## WRITTEN INSTRUCTION
Note how many lines hold the string "青年群众的引路人" and give that number without any other words.

BEGIN RECORDED INFORMATION

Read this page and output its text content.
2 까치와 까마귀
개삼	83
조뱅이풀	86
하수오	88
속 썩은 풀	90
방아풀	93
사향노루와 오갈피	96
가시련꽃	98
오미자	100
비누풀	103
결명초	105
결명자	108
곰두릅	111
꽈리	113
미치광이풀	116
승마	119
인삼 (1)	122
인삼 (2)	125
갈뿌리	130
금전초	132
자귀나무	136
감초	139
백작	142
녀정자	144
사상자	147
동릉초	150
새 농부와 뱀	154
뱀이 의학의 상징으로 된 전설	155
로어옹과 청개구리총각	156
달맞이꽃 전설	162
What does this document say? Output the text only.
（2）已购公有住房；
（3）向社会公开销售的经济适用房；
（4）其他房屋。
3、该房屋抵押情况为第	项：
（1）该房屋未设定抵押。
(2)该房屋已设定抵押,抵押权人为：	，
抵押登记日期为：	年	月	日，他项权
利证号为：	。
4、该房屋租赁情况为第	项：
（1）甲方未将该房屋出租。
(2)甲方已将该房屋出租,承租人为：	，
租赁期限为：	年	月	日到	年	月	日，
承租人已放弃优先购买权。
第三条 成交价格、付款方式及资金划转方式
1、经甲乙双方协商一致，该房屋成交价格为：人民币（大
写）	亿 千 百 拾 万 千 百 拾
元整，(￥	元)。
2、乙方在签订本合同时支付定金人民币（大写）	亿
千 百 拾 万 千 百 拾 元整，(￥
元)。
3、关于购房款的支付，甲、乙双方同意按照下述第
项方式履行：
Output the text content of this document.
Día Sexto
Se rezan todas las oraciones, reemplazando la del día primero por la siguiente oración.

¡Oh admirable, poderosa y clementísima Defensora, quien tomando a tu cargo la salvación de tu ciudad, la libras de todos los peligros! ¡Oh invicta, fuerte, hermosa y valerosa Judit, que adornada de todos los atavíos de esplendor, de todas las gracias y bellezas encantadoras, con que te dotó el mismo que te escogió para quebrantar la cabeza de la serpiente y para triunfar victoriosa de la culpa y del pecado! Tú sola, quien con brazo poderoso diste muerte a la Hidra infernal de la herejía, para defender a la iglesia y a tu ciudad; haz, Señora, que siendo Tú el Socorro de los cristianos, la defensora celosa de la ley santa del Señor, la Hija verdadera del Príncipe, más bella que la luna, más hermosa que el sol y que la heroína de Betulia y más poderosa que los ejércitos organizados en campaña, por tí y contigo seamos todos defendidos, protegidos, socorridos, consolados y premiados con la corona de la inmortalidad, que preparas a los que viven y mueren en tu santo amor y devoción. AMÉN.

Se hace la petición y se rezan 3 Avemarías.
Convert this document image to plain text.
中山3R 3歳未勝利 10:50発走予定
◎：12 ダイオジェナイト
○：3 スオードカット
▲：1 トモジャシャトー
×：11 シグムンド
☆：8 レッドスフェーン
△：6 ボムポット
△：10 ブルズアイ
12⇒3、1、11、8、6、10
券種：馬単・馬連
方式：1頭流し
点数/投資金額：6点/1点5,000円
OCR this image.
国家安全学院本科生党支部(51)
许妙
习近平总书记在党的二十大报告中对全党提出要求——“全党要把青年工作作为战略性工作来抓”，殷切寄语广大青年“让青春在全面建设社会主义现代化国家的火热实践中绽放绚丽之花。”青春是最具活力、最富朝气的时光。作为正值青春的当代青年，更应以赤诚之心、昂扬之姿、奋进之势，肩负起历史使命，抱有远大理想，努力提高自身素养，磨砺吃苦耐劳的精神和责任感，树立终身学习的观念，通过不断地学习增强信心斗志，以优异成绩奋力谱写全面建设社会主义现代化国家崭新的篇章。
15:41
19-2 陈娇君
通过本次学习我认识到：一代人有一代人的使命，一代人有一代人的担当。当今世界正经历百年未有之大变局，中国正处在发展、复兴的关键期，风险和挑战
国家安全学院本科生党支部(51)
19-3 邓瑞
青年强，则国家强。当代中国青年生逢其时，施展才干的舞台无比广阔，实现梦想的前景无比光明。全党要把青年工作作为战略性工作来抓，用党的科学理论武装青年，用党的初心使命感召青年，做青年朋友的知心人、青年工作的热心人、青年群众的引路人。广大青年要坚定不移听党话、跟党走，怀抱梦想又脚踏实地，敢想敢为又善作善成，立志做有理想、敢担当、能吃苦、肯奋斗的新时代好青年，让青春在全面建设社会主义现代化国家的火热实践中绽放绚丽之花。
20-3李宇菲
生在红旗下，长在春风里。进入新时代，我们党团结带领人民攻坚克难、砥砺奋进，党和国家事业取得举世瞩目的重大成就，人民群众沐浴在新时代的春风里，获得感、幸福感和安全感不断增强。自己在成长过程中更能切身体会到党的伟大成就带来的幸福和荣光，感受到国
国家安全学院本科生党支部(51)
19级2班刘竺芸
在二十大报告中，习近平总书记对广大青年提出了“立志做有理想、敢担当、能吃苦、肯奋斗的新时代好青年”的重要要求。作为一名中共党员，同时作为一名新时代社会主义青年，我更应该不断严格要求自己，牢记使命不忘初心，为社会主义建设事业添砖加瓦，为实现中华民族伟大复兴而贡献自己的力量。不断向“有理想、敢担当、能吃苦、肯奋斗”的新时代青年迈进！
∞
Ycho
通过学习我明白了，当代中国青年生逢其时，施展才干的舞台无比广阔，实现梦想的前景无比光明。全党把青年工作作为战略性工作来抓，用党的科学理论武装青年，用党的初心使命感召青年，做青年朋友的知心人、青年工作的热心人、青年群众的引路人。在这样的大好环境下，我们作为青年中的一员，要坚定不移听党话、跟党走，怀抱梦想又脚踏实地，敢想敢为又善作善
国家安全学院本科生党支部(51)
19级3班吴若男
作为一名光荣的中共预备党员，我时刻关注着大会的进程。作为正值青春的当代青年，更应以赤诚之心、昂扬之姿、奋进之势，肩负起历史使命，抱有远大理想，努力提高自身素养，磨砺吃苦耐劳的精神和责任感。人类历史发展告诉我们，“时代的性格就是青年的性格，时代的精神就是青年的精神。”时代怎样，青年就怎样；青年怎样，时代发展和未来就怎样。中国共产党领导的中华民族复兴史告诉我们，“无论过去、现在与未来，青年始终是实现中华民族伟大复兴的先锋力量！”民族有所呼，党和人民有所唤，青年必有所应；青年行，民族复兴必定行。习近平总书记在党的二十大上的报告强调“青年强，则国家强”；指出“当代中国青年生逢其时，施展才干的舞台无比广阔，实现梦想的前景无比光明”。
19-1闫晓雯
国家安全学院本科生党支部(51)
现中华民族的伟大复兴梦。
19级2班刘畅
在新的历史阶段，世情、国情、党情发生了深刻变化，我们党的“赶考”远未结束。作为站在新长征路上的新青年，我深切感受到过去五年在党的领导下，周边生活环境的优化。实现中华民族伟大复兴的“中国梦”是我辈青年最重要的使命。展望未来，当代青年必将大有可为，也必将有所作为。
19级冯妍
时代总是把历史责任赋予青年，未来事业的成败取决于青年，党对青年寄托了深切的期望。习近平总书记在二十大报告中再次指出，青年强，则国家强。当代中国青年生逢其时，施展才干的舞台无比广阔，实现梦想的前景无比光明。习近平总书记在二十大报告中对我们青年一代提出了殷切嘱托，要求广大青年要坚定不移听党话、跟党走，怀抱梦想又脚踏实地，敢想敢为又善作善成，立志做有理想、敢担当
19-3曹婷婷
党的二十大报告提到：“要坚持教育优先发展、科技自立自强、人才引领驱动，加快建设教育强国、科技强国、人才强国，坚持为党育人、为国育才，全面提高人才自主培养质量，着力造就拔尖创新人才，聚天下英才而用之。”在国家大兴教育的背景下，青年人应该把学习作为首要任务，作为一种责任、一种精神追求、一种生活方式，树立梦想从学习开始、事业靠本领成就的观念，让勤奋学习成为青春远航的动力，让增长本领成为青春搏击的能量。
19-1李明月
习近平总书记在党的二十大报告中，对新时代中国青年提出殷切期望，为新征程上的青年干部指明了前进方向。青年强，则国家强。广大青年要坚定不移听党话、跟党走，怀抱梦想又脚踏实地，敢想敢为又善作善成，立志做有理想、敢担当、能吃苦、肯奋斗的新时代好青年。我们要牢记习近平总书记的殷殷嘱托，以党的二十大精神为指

END RECORDED INFORMATION

## FINISHED TASK
2